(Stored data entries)
#####

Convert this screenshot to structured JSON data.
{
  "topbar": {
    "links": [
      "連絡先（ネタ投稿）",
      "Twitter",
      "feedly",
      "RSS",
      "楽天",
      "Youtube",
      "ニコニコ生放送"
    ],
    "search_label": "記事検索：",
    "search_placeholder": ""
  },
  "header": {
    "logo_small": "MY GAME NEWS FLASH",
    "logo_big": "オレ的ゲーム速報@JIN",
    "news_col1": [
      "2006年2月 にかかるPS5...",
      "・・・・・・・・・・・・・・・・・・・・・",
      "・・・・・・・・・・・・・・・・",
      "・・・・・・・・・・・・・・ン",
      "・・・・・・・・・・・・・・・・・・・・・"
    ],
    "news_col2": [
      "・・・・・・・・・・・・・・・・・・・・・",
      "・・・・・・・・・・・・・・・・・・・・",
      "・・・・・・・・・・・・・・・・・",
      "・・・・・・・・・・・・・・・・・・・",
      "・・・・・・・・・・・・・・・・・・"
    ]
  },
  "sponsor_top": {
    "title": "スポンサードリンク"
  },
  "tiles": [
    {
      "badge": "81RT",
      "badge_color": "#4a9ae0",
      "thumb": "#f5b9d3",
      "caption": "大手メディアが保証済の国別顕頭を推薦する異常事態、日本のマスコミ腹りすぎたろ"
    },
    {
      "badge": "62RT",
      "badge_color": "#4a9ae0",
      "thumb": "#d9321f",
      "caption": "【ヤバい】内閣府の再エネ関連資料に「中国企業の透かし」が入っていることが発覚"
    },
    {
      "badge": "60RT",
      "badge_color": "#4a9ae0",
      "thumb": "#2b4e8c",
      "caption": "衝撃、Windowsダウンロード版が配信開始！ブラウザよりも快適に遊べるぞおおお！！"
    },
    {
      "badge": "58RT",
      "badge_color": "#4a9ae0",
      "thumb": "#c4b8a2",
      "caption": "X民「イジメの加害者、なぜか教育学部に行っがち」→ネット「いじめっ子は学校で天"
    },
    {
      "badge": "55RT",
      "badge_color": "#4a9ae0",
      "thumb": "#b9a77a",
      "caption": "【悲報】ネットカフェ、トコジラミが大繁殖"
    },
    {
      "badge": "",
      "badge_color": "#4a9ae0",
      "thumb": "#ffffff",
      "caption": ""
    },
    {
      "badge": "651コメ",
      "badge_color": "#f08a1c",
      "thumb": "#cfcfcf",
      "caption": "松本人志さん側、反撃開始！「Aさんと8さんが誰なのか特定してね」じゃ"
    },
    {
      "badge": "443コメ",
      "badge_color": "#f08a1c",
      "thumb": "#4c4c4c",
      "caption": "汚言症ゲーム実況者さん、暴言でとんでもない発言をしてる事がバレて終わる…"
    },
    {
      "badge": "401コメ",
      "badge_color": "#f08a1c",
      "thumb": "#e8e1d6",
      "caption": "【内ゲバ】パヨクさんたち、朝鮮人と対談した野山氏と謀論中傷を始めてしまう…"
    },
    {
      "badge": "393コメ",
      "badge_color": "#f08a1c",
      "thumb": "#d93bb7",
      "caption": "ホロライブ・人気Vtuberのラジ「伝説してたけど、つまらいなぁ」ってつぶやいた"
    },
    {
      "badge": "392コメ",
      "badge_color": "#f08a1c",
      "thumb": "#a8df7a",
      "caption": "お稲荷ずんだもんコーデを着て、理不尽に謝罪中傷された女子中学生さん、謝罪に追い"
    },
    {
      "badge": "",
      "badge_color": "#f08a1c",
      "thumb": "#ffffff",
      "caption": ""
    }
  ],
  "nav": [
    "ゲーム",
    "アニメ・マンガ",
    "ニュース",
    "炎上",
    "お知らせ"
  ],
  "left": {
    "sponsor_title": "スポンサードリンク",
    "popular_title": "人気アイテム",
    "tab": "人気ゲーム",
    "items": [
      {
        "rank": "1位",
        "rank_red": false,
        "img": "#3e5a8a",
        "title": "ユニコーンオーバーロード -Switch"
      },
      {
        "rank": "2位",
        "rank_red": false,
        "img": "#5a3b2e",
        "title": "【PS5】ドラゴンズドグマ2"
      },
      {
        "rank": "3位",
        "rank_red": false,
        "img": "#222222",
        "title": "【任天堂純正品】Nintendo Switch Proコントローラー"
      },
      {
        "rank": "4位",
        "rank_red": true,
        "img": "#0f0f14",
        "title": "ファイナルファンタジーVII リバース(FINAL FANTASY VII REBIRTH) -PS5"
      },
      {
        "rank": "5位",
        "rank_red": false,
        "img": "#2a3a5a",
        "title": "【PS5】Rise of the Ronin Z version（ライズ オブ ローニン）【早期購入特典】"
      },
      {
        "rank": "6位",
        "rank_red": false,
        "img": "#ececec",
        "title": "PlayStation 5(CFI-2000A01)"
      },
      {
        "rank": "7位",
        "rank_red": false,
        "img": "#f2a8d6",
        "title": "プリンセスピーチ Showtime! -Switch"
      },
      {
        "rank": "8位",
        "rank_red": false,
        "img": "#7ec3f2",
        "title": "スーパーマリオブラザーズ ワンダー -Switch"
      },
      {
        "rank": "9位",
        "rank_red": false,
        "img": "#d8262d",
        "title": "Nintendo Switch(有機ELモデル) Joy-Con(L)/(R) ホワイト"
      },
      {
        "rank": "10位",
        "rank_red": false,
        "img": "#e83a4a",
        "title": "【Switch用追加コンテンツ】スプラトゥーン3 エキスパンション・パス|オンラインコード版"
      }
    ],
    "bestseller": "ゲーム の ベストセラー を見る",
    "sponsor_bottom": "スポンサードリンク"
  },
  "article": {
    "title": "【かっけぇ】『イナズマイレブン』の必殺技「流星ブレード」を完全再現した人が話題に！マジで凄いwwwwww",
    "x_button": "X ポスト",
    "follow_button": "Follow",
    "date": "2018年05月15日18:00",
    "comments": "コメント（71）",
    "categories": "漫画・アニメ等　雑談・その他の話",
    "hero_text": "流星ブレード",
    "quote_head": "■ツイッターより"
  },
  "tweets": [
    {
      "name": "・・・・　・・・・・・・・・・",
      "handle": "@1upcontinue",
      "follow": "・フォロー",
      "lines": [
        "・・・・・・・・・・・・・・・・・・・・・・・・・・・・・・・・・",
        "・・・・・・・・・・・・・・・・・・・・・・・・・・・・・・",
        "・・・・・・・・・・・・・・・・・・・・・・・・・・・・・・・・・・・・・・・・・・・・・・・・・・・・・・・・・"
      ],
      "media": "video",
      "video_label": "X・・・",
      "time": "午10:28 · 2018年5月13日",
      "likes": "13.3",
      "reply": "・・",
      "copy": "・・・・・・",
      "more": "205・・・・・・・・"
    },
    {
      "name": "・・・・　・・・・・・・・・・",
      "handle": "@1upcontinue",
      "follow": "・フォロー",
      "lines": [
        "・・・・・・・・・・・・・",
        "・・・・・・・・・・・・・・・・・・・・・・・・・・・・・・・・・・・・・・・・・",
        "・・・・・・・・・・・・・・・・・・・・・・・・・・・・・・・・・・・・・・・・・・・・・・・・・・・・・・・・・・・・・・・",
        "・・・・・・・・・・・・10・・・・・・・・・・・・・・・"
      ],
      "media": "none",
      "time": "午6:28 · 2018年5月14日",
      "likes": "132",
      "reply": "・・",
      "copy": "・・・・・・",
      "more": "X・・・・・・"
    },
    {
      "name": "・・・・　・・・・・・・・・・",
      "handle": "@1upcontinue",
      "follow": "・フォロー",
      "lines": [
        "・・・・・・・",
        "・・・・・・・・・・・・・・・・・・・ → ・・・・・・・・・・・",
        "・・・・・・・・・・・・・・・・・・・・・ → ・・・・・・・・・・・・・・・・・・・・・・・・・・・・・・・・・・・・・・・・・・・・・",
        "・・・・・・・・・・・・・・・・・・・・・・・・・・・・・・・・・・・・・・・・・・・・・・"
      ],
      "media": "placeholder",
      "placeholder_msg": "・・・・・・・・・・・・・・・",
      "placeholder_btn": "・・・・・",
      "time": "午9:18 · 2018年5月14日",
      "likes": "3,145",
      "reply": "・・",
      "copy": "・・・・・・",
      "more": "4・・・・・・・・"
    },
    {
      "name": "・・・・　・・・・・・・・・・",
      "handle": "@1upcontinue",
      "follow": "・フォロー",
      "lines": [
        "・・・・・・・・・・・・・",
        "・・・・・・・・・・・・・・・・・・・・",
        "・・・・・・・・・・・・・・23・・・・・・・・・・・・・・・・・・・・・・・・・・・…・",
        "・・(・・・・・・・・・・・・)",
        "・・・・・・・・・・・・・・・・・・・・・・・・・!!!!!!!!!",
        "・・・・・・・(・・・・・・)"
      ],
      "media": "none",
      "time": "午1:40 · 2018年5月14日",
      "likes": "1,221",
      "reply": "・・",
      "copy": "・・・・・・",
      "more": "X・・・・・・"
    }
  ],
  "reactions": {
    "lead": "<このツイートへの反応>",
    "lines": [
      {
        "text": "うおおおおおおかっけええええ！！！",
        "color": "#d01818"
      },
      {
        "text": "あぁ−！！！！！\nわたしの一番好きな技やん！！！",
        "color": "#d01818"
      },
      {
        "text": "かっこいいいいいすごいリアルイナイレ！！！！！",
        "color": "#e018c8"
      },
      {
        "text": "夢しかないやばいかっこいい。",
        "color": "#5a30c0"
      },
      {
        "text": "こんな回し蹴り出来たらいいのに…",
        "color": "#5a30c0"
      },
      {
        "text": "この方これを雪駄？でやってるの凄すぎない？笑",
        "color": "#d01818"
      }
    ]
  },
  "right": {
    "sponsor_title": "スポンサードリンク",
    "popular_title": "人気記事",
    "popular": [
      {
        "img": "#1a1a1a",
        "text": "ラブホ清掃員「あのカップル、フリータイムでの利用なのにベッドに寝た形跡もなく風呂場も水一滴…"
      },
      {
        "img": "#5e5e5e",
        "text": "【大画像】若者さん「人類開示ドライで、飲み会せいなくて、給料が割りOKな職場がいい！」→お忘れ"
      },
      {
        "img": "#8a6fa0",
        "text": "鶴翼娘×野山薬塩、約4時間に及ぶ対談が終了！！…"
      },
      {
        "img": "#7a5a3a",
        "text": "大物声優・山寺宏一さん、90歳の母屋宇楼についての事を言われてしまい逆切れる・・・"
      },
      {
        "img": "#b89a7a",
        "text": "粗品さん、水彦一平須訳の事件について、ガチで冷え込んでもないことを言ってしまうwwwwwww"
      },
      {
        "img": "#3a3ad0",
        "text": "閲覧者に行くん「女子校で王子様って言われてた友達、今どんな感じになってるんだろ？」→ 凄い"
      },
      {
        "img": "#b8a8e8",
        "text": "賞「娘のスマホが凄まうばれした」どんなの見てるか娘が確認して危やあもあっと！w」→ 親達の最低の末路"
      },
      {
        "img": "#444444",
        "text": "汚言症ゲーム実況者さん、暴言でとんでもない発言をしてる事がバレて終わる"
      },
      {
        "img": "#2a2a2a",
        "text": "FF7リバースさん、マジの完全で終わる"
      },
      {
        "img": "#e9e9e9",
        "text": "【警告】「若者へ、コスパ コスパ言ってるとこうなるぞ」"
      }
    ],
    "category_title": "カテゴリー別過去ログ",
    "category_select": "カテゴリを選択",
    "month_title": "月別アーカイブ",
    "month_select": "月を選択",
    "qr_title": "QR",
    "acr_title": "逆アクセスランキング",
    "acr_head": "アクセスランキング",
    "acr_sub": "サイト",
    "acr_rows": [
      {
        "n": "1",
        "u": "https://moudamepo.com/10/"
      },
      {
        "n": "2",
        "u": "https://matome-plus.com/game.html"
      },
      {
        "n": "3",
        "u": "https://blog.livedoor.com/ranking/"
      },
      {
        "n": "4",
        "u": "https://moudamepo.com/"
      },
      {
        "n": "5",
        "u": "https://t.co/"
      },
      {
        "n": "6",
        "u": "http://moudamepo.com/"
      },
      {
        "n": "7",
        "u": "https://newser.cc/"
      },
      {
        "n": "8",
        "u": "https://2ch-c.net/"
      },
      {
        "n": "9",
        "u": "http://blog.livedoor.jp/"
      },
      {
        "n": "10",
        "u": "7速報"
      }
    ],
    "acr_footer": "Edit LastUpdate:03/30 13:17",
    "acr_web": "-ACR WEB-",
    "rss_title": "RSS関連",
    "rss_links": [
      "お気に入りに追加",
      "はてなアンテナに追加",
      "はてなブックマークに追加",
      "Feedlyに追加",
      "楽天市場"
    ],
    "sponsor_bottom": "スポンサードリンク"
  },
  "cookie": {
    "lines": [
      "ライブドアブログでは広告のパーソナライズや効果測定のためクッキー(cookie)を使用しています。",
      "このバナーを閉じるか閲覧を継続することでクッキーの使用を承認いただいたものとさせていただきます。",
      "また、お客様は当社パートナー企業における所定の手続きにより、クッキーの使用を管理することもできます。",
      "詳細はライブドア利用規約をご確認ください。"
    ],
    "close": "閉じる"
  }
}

#####

#### Task directions:
Answer with one number: how many lines of the entries above include the word "汚言症ゲーム実況者さん".

#### Result for this exercise:
2